Katie Eder (born c. 1999) is an American climate and social justice organizer. Katie co-founded the Future Coalition in 2018, and served as the organization's Executive Director for the first four years of its operations. In that role, Katie coordinated the 2019 and 2020 US Climate Strike Coalition.

Katie Eder is currently finishing up her undergraduate degree in American Studies at Stanford University with a concentration in transforming the American Political System.

In December 2019, Eder was named one of Forbes 30 under 30 in Law and Policy.

== Early life and education ==
Eder was born and raised in Milwaukee, Wisconsin. Katie graduated from Shorewood High School in 2018 and started at Stanford University in the fall of 2020. She is the youngest of five children.

== Activism ==

=== Future Coalition ===
When she was 18 years old, Katie Eder co-founded Future Coalition, a network of youth-led organizations and youth activists across the United States. Future Coalition works collaboratively to provide young people with the resources, tools, and support they need to create change in their communities.

Katie led the building and implementation of Future Coalition. Most notably, Katie oversaw Future Coalition's role in coordinating the US Climate Strike Coalition, the group of over 200 organizations who planned the 2019 and 2020 Climate Strikes in the US, including the September 20, 2019 Climate Strike which turned out nearly one million people across the US and over seven million people worldwide.

Katie actively supported the US v. Juliana Case, the 19 young people who sued the US government for violating their rights by failing to act on Climate Change.

In 2021 and 2022, Katie supported the creation of the Youth Climate Finance Alliance, a now independent group, working to pressure finance institutions to stop funding and insuring fossil fuel operations.

Future Coalition has also mobilized young people to vote, contributing to the record breaking turnouts in 2018, 2020, and 2022.

In 2022 and 2023, Katie served as the Future Coalition's Strategy Director. She is currently serving as the President of the board of directors.

# # # #

REQUIRED TASKS:
• a. Answer these questions about the Katie Eder biography:
(i) Which high school did Eder graduate from, and in what year?
(ii) How many organizations made up the US Climate Strike Coalition?
(iii) In what month and year was Eder named to the Forbes 30 under 30, and in which category?
• b. Write the next part of the Katie Eder biography, continuing on from its final sentence.

DATASET EXCERPT:
# # # #

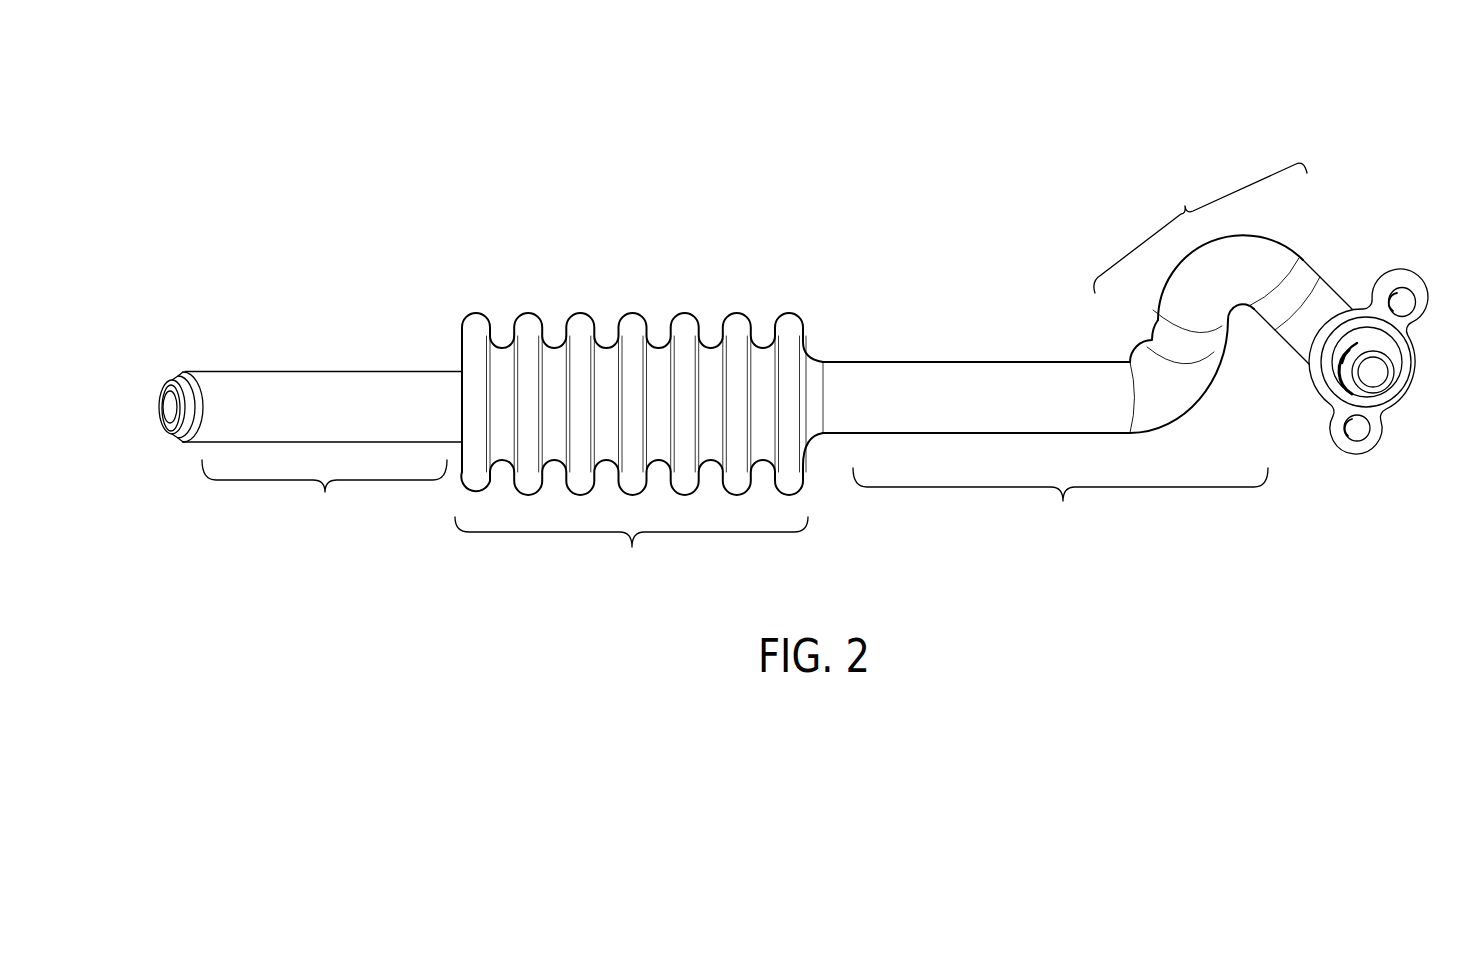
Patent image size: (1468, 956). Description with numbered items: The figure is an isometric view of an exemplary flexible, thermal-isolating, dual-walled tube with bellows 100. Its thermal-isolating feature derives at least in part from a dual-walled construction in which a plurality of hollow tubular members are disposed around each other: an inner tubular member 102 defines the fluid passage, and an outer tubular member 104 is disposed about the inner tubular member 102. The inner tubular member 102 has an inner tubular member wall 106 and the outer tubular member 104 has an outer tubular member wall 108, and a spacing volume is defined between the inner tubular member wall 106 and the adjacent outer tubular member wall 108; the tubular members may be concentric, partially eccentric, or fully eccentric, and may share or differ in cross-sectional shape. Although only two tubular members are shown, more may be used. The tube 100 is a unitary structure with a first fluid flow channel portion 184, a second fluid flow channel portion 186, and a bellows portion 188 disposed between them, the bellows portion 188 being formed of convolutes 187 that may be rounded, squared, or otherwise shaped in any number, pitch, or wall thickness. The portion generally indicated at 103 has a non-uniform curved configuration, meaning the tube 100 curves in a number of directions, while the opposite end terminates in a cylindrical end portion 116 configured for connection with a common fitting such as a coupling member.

# # # #

ANSWERS TO EACH TASK:
• a.
(i) Shorewood High School, in 2018.
(ii) Over 200 organizations.
(iii) December 2019, in Law and Policy.

• b.
=== 50 Miles More ===
After the 2018 March For Our Lives events ended on March 24, Katie and other students from her high school organized a 50-mile march from Madison, WI to Janesville, WI, the hometown of former U.S. Speaker of the House Paul Ryan, to call him out for his role in blocking and burying gun legislation. This 50 Miles More march lead Katie and her team to launch a nationwide campaign called #50more in #50states to challenge the other 49 states to hold 50 Mile Marches to the hometown or office of one of their NRA-backed elected officials to demand they take action to end gun violence. 50 Miles More did 50 mile walk in Massachusetts in August 2018. 50 Miles More also innovated a nationwide youth-led voter engagement initiative targeting these newly engaged marchers to get them to the polls to vote in the 2018 midterm elections.

=== Kids Tales ===
When Katie was 13 years old, she founded a nonprofit organization, Kids Tales, to bring creative writing workshops, taught by teens, to kids who do not have access to writing experiences outside of school. During a Kids Tales workshop, kids write a short story that is published in an anthology, a real book. Fifteen hundred kids in nine countries have participated in Kids Tales workshops. Kids Tales has engaged over 400 teen teachers and published 90 anthologies.

=== Early Activism ===
Katie got her start in activism in the fourth grade when she organized a sit-in during gym class to protest boys and girls playing separately.

== Honors and awards ==

  - Forbes 30 under 30 in Law and Policy.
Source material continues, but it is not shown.